■ **EXERCISE GOAL**
Your reply should be a single number: how many lines contain the string "AVAX".

<<<<

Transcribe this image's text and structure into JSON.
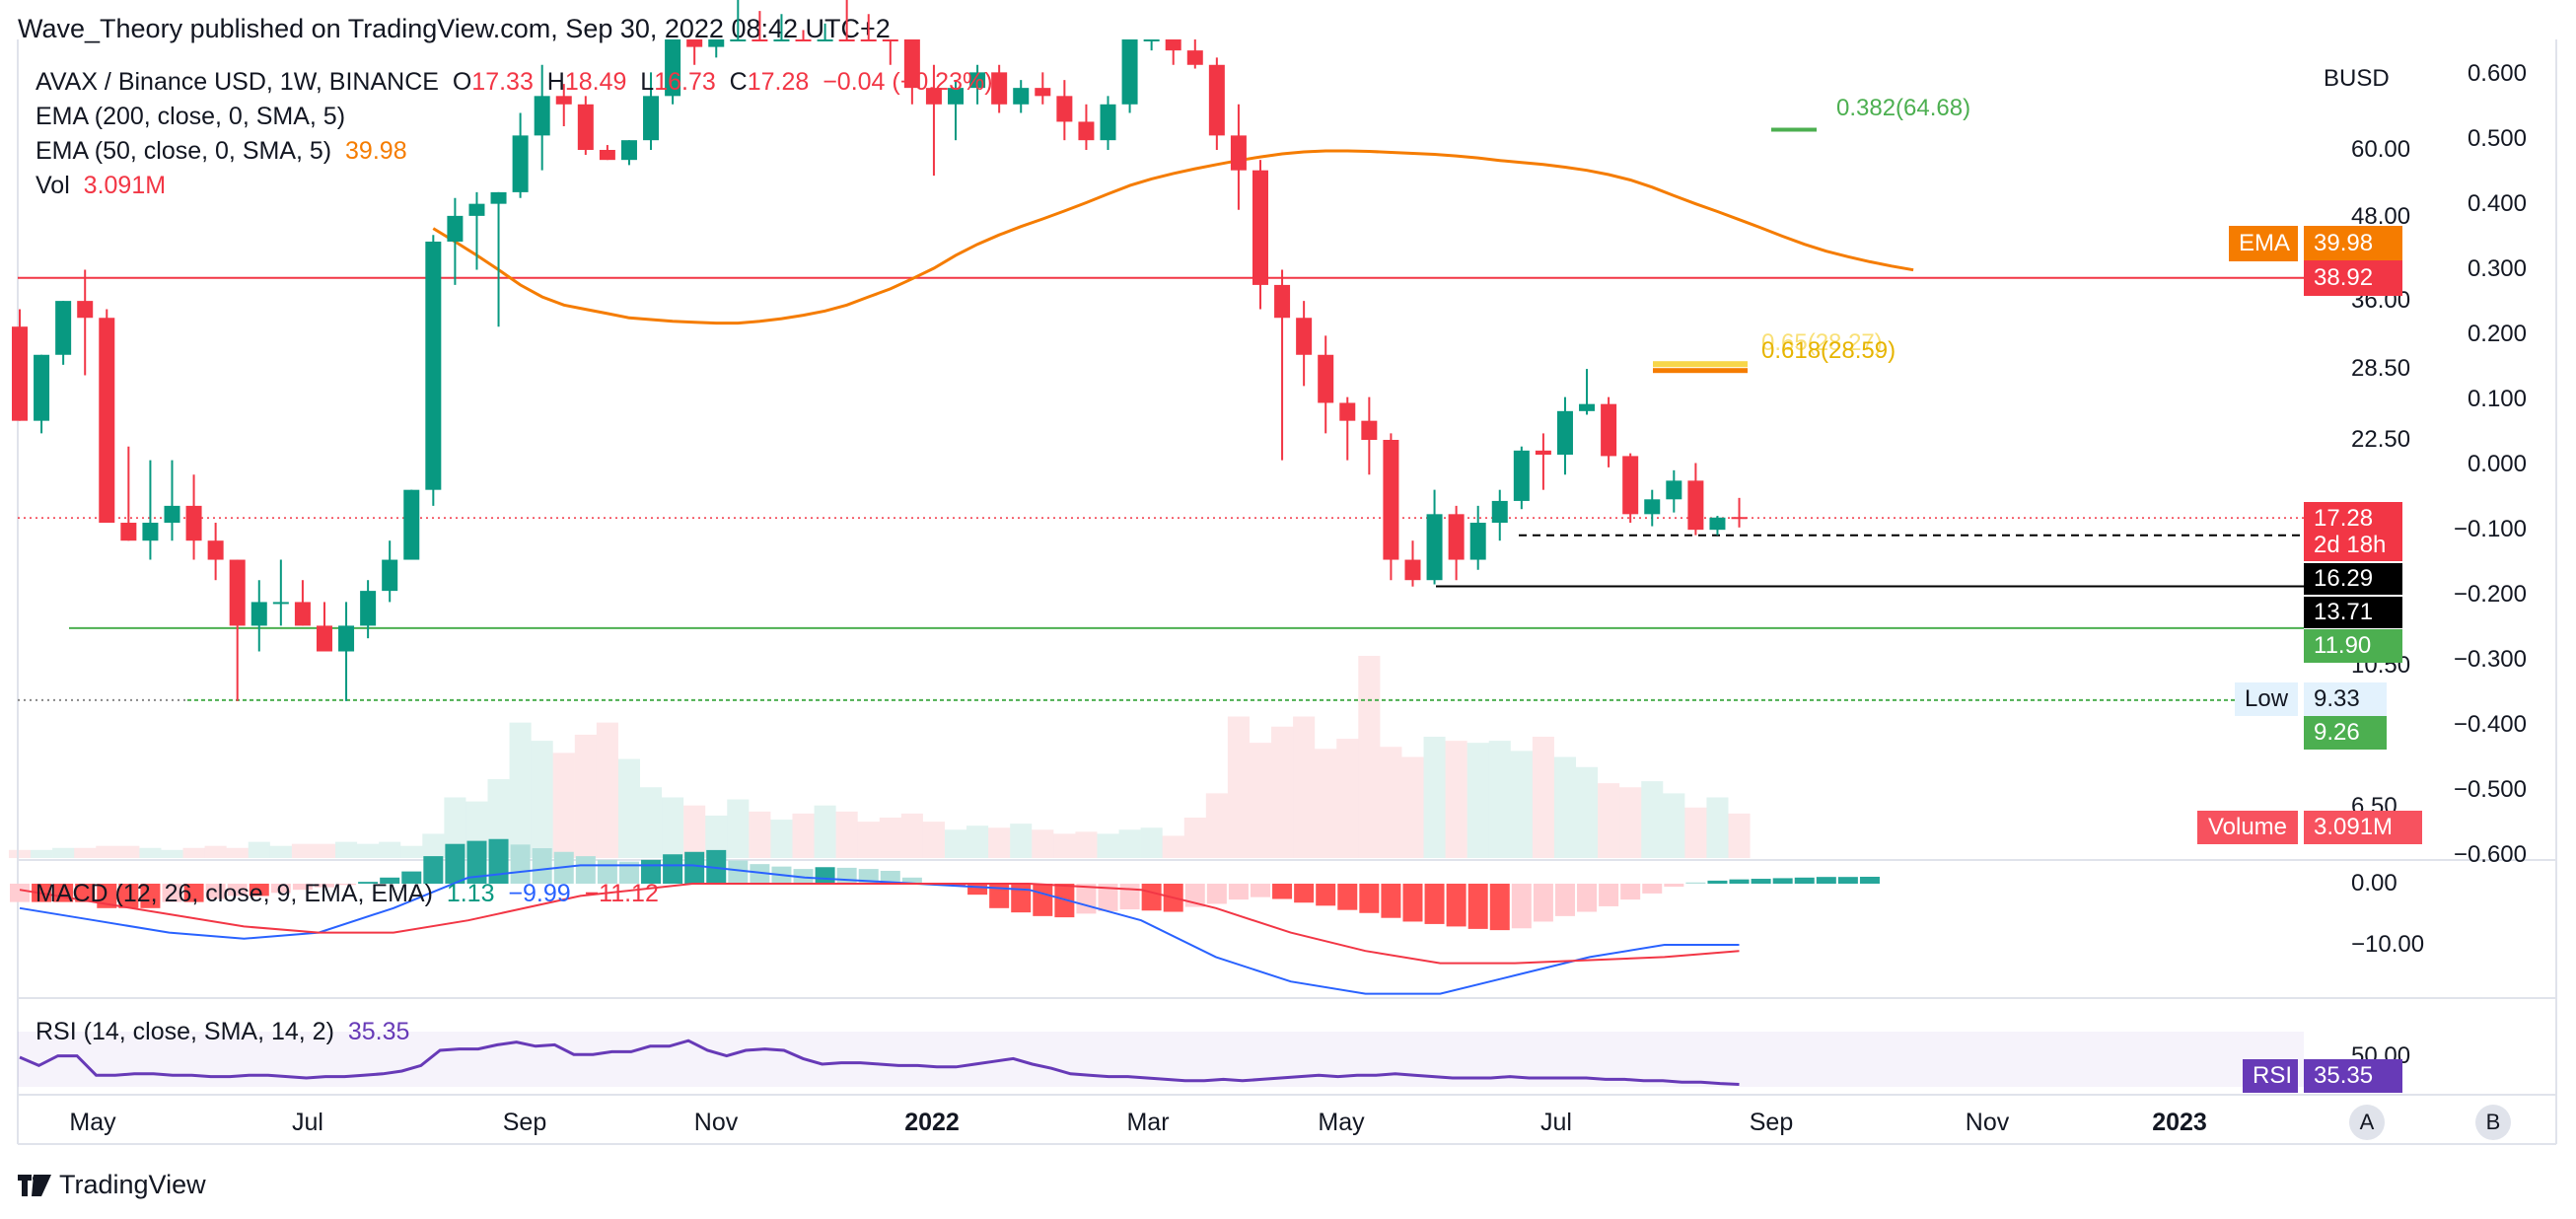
{
  "header": "Wave_Theory published on TradingView.com, Sep 30, 2022 08:42 UTC+2",
  "legend": {
    "symbol": "AVAX / Binance USD, 1W, BINANCE",
    "o_label": "O",
    "o_val": "17.33",
    "h_label": "H",
    "h_val": "18.49",
    "l_label": "L",
    "l_val": "16.73",
    "c_label": "C",
    "c_val": "17.28",
    "change": "−0.04 (−0.23%)",
    "ema200": "EMA (200, close, 0, SMA, 5)",
    "ema50": "EMA (50, close, 0, SMA, 5)",
    "ema50_val": "39.98",
    "vol": "Vol",
    "vol_val": "3.091M",
    "macd": "MACD (12, 26, close, 9, EMA, EMA)",
    "macd_v1": "1.13",
    "macd_v2": "−9.99",
    "macd_v3": "−11.12",
    "rsi": "RSI (14, close, SMA, 14, 2)",
    "rsi_val": "35.35"
  },
  "fib": {
    "f382": "0.382(64.68)",
    "f618": "0.618(28.59)",
    "f618_ghost": "0.65(28.27)"
  },
  "right_axis": {
    "currency": "BUSD",
    "labels": [
      "60.00",
      "48.00",
      "36.00",
      "28.50",
      "22.50",
      "10.50",
      "6.50"
    ],
    "tags": {
      "ema_name": "EMA",
      "ema_val": "39.98",
      "line": "38.92",
      "price": "17.28",
      "countdown": "2d 18h",
      "p1": "16.29",
      "p2": "13.71",
      "p3": "11.90",
      "low_name": "Low",
      "low_val": "9.33",
      "low2": "9.26",
      "vol_name": "Volume",
      "vol_val": "3.091M",
      "rsi_name": "RSI",
      "rsi_val": "35.35"
    },
    "macd_labels": [
      "0.00",
      "−10.00"
    ],
    "rsi_label": "50.00"
  },
  "left_axis": [
    "0.600",
    "0.500",
    "0.400",
    "0.300",
    "0.200",
    "0.100",
    "0.000",
    "−0.100",
    "−0.200",
    "−0.300",
    "−0.400",
    "−0.500",
    "−0.600"
  ],
  "x_axis": [
    "May",
    "Jul",
    "Sep",
    "Nov",
    "2022",
    "Mar",
    "May",
    "Jul",
    "Sep",
    "Nov",
    "2023"
  ],
  "buttons": {
    "a": "A",
    "b": "B"
  },
  "footer": "TradingView",
  "colors": {
    "up": "#089981",
    "down": "#f23645",
    "ema": "#f57c00",
    "macd": "#2962ff",
    "signal": "#f23645",
    "rsi": "#673ab7"
  },
  "chart_data": {
    "type": "candlestick",
    "title": "AVAX / Binance USD, 1W, BINANCE",
    "price_levels": {
      "resistance": 38.92,
      "green_support": 11.9,
      "black_support": 13.71,
      "dashed_support": 16.29,
      "low": 9.33,
      "fib_382": 64.68,
      "fib_618": 28.59
    },
    "candles": [
      {
        "o": 33,
        "h": 35,
        "l": 24,
        "c": 24
      },
      {
        "o": 24,
        "h": 30,
        "l": 23,
        "c": 30
      },
      {
        "o": 30,
        "h": 36,
        "l": 29,
        "c": 36
      },
      {
        "o": 36,
        "h": 40,
        "l": 28,
        "c": 34
      },
      {
        "o": 34,
        "h": 35,
        "l": 17,
        "c": 17
      },
      {
        "o": 17,
        "h": 22,
        "l": 16,
        "c": 16
      },
      {
        "o": 16,
        "h": 21,
        "l": 15,
        "c": 17
      },
      {
        "o": 17,
        "h": 21,
        "l": 16,
        "c": 18
      },
      {
        "o": 18,
        "h": 20,
        "l": 15,
        "c": 16
      },
      {
        "o": 16,
        "h": 17,
        "l": 14,
        "c": 15
      },
      {
        "o": 15,
        "h": 15,
        "l": 9.3,
        "c": 12
      },
      {
        "o": 12,
        "h": 14,
        "l": 11,
        "c": 13
      },
      {
        "o": 13,
        "h": 15,
        "l": 12,
        "c": 13
      },
      {
        "o": 13,
        "h": 14,
        "l": 12,
        "c": 12
      },
      {
        "o": 12,
        "h": 13,
        "l": 11,
        "c": 11
      },
      {
        "o": 11,
        "h": 13,
        "l": 9.3,
        "c": 12
      },
      {
        "o": 12,
        "h": 14,
        "l": 11.5,
        "c": 13.5
      },
      {
        "o": 13.5,
        "h": 16,
        "l": 13,
        "c": 15
      },
      {
        "o": 15,
        "h": 19,
        "l": 15,
        "c": 19
      },
      {
        "o": 19,
        "h": 45,
        "l": 18,
        "c": 44
      },
      {
        "o": 44,
        "h": 51,
        "l": 38,
        "c": 48
      },
      {
        "o": 48,
        "h": 52,
        "l": 40,
        "c": 50
      },
      {
        "o": 50,
        "h": 52,
        "l": 33,
        "c": 52
      },
      {
        "o": 52,
        "h": 68,
        "l": 51,
        "c": 63
      },
      {
        "o": 63,
        "h": 80,
        "l": 56,
        "c": 72
      },
      {
        "o": 72,
        "h": 75,
        "l": 65,
        "c": 70
      },
      {
        "o": 70,
        "h": 72,
        "l": 59,
        "c": 60
      },
      {
        "o": 60,
        "h": 61,
        "l": 58,
        "c": 58
      },
      {
        "o": 58,
        "h": 62,
        "l": 57,
        "c": 62
      },
      {
        "o": 62,
        "h": 78,
        "l": 60,
        "c": 72
      },
      {
        "o": 72,
        "h": 95,
        "l": 70,
        "c": 88
      },
      {
        "o": 88,
        "h": 100,
        "l": 80,
        "c": 85
      },
      {
        "o": 85,
        "h": 147,
        "l": 82,
        "c": 105
      },
      {
        "o": 105,
        "h": 130,
        "l": 100,
        "c": 112
      },
      {
        "o": 112,
        "h": 120,
        "l": 96,
        "c": 98
      },
      {
        "o": 98,
        "h": 110,
        "l": 95,
        "c": 106
      },
      {
        "o": 106,
        "h": 110,
        "l": 90,
        "c": 102
      },
      {
        "o": 102,
        "h": 115,
        "l": 92,
        "c": 108
      },
      {
        "o": 108,
        "h": 120,
        "l": 100,
        "c": 104
      },
      {
        "o": 104,
        "h": 110,
        "l": 95,
        "c": 96
      },
      {
        "o": 96,
        "h": 100,
        "l": 80,
        "c": 92
      },
      {
        "o": 92,
        "h": 95,
        "l": 70,
        "c": 74
      },
      {
        "o": 74,
        "h": 80,
        "l": 55,
        "c": 70
      },
      {
        "o": 70,
        "h": 76,
        "l": 62,
        "c": 74
      },
      {
        "o": 74,
        "h": 80,
        "l": 70,
        "c": 78
      },
      {
        "o": 78,
        "h": 80,
        "l": 68,
        "c": 70
      },
      {
        "o": 70,
        "h": 76,
        "l": 68,
        "c": 74
      },
      {
        "o": 74,
        "h": 78,
        "l": 70,
        "c": 72
      },
      {
        "o": 72,
        "h": 76,
        "l": 62,
        "c": 66
      },
      {
        "o": 66,
        "h": 70,
        "l": 60,
        "c": 62
      },
      {
        "o": 62,
        "h": 72,
        "l": 60,
        "c": 70
      },
      {
        "o": 70,
        "h": 90,
        "l": 68,
        "c": 88
      },
      {
        "o": 88,
        "h": 99,
        "l": 84,
        "c": 93
      },
      {
        "o": 93,
        "h": 96,
        "l": 80,
        "c": 84
      },
      {
        "o": 84,
        "h": 90,
        "l": 79,
        "c": 80
      },
      {
        "o": 80,
        "h": 82,
        "l": 60,
        "c": 63
      },
      {
        "o": 63,
        "h": 70,
        "l": 49,
        "c": 56
      },
      {
        "o": 56,
        "h": 58,
        "l": 35,
        "c": 38
      },
      {
        "o": 38,
        "h": 40,
        "l": 21,
        "c": 34
      },
      {
        "o": 34,
        "h": 36,
        "l": 27,
        "c": 30
      },
      {
        "o": 30,
        "h": 32,
        "l": 23,
        "c": 25.5
      },
      {
        "o": 25.5,
        "h": 26,
        "l": 21,
        "c": 24
      },
      {
        "o": 24,
        "h": 26,
        "l": 20,
        "c": 22.5
      },
      {
        "o": 22.5,
        "h": 23,
        "l": 14,
        "c": 15
      },
      {
        "o": 15,
        "h": 16,
        "l": 13.7,
        "c": 14
      },
      {
        "o": 14,
        "h": 19,
        "l": 13.8,
        "c": 17.5
      },
      {
        "o": 17.5,
        "h": 18,
        "l": 14,
        "c": 15
      },
      {
        "o": 15,
        "h": 18,
        "l": 14.5,
        "c": 17
      },
      {
        "o": 17,
        "h": 19,
        "l": 16,
        "c": 18.3
      },
      {
        "o": 18.3,
        "h": 22,
        "l": 17.8,
        "c": 21.7
      },
      {
        "o": 21.7,
        "h": 23,
        "l": 19,
        "c": 21.4
      },
      {
        "o": 21.4,
        "h": 26,
        "l": 20,
        "c": 24.8
      },
      {
        "o": 24.8,
        "h": 28.6,
        "l": 24.5,
        "c": 25.4
      },
      {
        "o": 25.4,
        "h": 26,
        "l": 20.5,
        "c": 21.3
      },
      {
        "o": 21.3,
        "h": 21.5,
        "l": 17,
        "c": 17.5
      },
      {
        "o": 17.5,
        "h": 19,
        "l": 16.8,
        "c": 18.4
      },
      {
        "o": 18.4,
        "h": 20.3,
        "l": 17.6,
        "c": 19.6
      },
      {
        "o": 19.6,
        "h": 20.8,
        "l": 16.3,
        "c": 16.6
      },
      {
        "o": 16.6,
        "h": 17.4,
        "l": 16.3,
        "c": 17.3
      },
      {
        "o": 17.33,
        "h": 18.49,
        "l": 16.73,
        "c": 17.28
      }
    ],
    "ema50": [
      46,
      44,
      42,
      40,
      38,
      36.5,
      35.5,
      35,
      34.5,
      34,
      33.8,
      33.6,
      33.5,
      33.4,
      33.4,
      33.6,
      33.9,
      34.3,
      34.8,
      35.5,
      36.5,
      37.5,
      38.8,
      40.2,
      42,
      43.6,
      45,
      46.3,
      47.5,
      48.8,
      50.2,
      51.7,
      53.2,
      54.4,
      55.4,
      56.3,
      57.1,
      57.9,
      58.6,
      59.2,
      59.6,
      59.8,
      59.8,
      59.7,
      59.5,
      59.3,
      59.1,
      58.8,
      58.4,
      57.9,
      57.5,
      57.1,
      56.6,
      56,
      55.2,
      54.2,
      52.9,
      51.4,
      50,
      48.7,
      47.4,
      46.1,
      44.8,
      43.6,
      42.6,
      41.8,
      41.1,
      40.5,
      39.98
    ],
    "ema50_start_index": 19,
    "volume": [
      0.04,
      0.04,
      0.05,
      0.05,
      0.06,
      0.06,
      0.05,
      0.04,
      0.05,
      0.06,
      0.05,
      0.08,
      0.06,
      0.07,
      0.07,
      0.08,
      0.07,
      0.08,
      0.06,
      0.12,
      0.3,
      0.28,
      0.39,
      0.67,
      0.58,
      0.52,
      0.61,
      0.67,
      0.49,
      0.35,
      0.3,
      0.26,
      0.21,
      0.29,
      0.23,
      0.19,
      0.22,
      0.26,
      0.23,
      0.18,
      0.2,
      0.22,
      0.18,
      0.14,
      0.16,
      0.15,
      0.17,
      0.14,
      0.12,
      0.13,
      0.12,
      0.14,
      0.15,
      0.11,
      0.2,
      0.32,
      0.7,
      0.57,
      0.65,
      0.7,
      0.54,
      0.59,
      1.0,
      0.55,
      0.5,
      0.6,
      0.58,
      0.57,
      0.58,
      0.53,
      0.6,
      0.5,
      0.45,
      0.37,
      0.35,
      0.38,
      0.32,
      0.25,
      0.3,
      0.22
    ],
    "macd_hist": [
      -3,
      -3,
      -3,
      -3,
      -4,
      -4,
      -4,
      -3,
      -3,
      -2.5,
      -2,
      -2,
      -1.5,
      -1,
      -0.6,
      -0.2,
      0.3,
      1,
      2,
      4.5,
      6.5,
      7,
      7.3,
      6.4,
      5.8,
      5.2,
      4.5,
      3.9,
      3.6,
      3.9,
      4.8,
      5.2,
      5.5,
      3.8,
      3.2,
      2.8,
      2.4,
      2.7,
      2.6,
      2.4,
      2.1,
      1,
      0,
      -0.3,
      -1.8,
      -4,
      -4.7,
      -5.3,
      -5.5,
      -4.9,
      -4.5,
      -4.2,
      -4.4,
      -4.6,
      -3.8,
      -3.3,
      -2.6,
      -2.2,
      -2.5,
      -3.1,
      -3.6,
      -4.3,
      -4.8,
      -5.6,
      -6.2,
      -6.6,
      -7,
      -7.4,
      -7.6,
      -7.3,
      -6.2,
      -5.3,
      -4.6,
      -3.7,
      -2.6,
      -1.6,
      -0.5,
      0.2,
      0.5,
      0.7,
      0.8,
      0.9,
      1.0,
      1.1,
      1.1,
      1.13
    ]
  }
}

>>>>

■ **SOLUTION FOR THIS TASK**
2